[Records from a data source]
----

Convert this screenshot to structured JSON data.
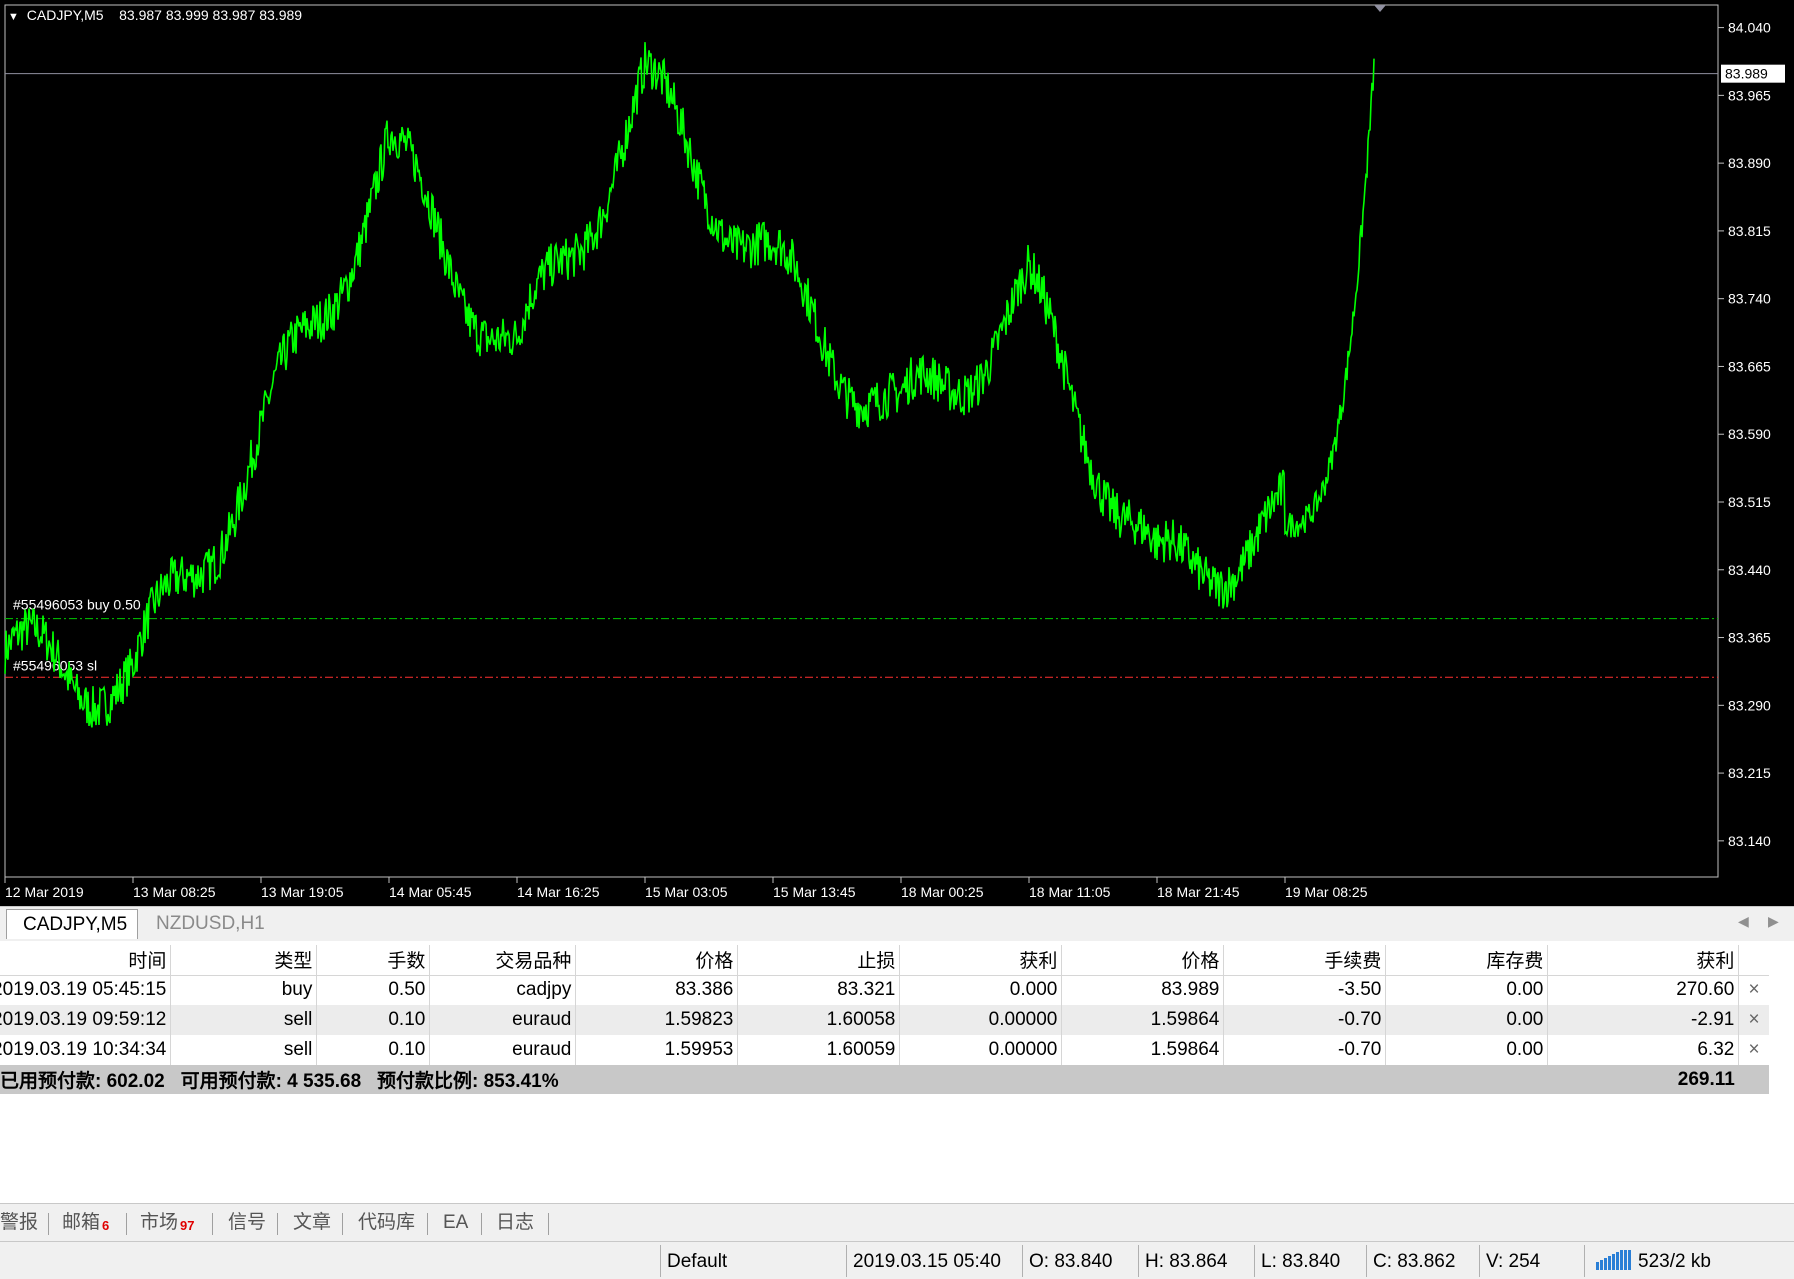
{
  "chart": {
    "symbol_timeframe": "CADJPY,M5",
    "ohlc_text": "83.987 83.999 83.987 83.989",
    "current_price_label": "83.989",
    "price_axis_ticks": [
      "84.040",
      "83.965",
      "83.890",
      "83.815",
      "83.740",
      "83.665",
      "83.590",
      "83.515",
      "83.440",
      "83.365",
      "83.290",
      "83.215",
      "83.140"
    ],
    "time_axis_ticks": [
      "12 Mar 2019",
      "13 Mar 08:25",
      "13 Mar 19:05",
      "14 Mar 05:45",
      "14 Mar 16:25",
      "15 Mar 03:05",
      "15 Mar 13:45",
      "18 Mar 00:25",
      "18 Mar 11:05",
      "18 Mar 21:45",
      "19 Mar 08:25"
    ],
    "order_label_buy": "#55496053 buy 0.50",
    "order_label_sl": "#55496053 sl",
    "line_color": "#00ff00",
    "background_color": "#000000"
  },
  "chart_data": {
    "type": "line",
    "title": "",
    "xlabel": "",
    "ylabel": "",
    "ylim": [
      83.1,
      84.065
    ],
    "series": [
      {
        "x": [
          "12 Mar 2019",
          "13 Mar 08:25",
          "13 Mar 19:05",
          "14 Mar 05:45",
          "14 Mar 16:25",
          "15 Mar 03:05",
          "15 Mar 13:45",
          "18 Mar 00:25",
          "18 Mar 11:05",
          "18 Mar 21:45",
          "19 Mar 08:25"
        ],
        "values": [
          83.34,
          83.32,
          83.58,
          83.9,
          83.67,
          83.97,
          83.77,
          83.6,
          83.74,
          83.43,
          83.49
        ]
      }
    ],
    "horizontal_lines": [
      {
        "label": "#55496053 buy 0.50",
        "value": 83.386,
        "color": "#00cc00"
      },
      {
        "label": "#55496053 sl",
        "value": 83.321,
        "color": "#ff3030"
      },
      {
        "label": "83.989",
        "value": 83.989,
        "color": "#9090a0"
      }
    ],
    "grid": false
  },
  "chart_tabs": [
    {
      "label": "CADJPY,M5",
      "active": true
    },
    {
      "label": "NZDUSD,H1",
      "active": false
    }
  ],
  "nav_icons": [
    "chevron-left-icon",
    "chevron-right-icon"
  ],
  "table": {
    "headers": [
      "时间",
      "类型",
      "手数",
      "交易品种",
      "价格",
      "止损",
      "获利",
      "价格",
      "手续费",
      "库存费",
      "获利"
    ],
    "rows": [
      [
        "2019.03.19 05:45:15",
        "buy",
        "0.50",
        "cadjpy",
        "83.386",
        "83.321",
        "0.000",
        "83.989",
        "-3.50",
        "0.00",
        "270.60"
      ],
      [
        "2019.03.19 09:59:12",
        "sell",
        "0.10",
        "euraud",
        "1.59823",
        "1.60058",
        "0.00000",
        "1.59864",
        "-0.70",
        "0.00",
        "-2.91"
      ],
      [
        "2019.03.19 10:34:34",
        "sell",
        "0.10",
        "euraud",
        "1.59953",
        "1.60059",
        "0.00000",
        "1.59864",
        "-0.70",
        "0.00",
        "6.32"
      ]
    ],
    "close_glyph": "×",
    "summary": {
      "margin": "已用预付款: 602.02",
      "free_margin": "可用预付款: 4 535.68",
      "margin_level": "预付款比例: 853.41%",
      "total_profit": "269.11"
    }
  },
  "bottom_tabs": [
    {
      "label": "警报"
    },
    {
      "label": "邮箱",
      "badge": "6"
    },
    {
      "label": "市场",
      "badge": "97"
    },
    {
      "label": "信号"
    },
    {
      "label": "文章"
    },
    {
      "label": "代码库"
    },
    {
      "label": "EA"
    },
    {
      "label": "日志"
    }
  ],
  "status_bar": {
    "profile": "Default",
    "datetime": "2019.03.15 05:40",
    "open": "O: 83.840",
    "high": "H: 83.864",
    "low": "L: 83.840",
    "close": "C: 83.862",
    "volume": "V: 254",
    "traffic": "523/2 kb"
  }
}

----

Going through the records above, state how many lines carry "chevron", with no other text.

2